### RAW RECORDS

···

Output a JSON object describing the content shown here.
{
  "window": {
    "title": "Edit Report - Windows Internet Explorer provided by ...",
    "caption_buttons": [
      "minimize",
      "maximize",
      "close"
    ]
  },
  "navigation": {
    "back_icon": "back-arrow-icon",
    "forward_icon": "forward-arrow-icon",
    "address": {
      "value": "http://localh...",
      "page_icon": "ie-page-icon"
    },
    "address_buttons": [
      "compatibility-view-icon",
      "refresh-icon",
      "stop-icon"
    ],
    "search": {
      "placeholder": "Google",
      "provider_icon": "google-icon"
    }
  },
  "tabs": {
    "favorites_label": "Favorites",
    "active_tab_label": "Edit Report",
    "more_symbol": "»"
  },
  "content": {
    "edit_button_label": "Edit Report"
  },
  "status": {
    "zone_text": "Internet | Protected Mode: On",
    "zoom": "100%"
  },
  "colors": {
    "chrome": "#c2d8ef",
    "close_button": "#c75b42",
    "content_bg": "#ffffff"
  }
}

···

### GIVEN TASK
Return every line holding the word "arrow" from the records.

### SOLUTION TO THIS EXERCISE
    "back_icon": "back-arrow-icon",
    "forward_icon": "forward-arrow-icon",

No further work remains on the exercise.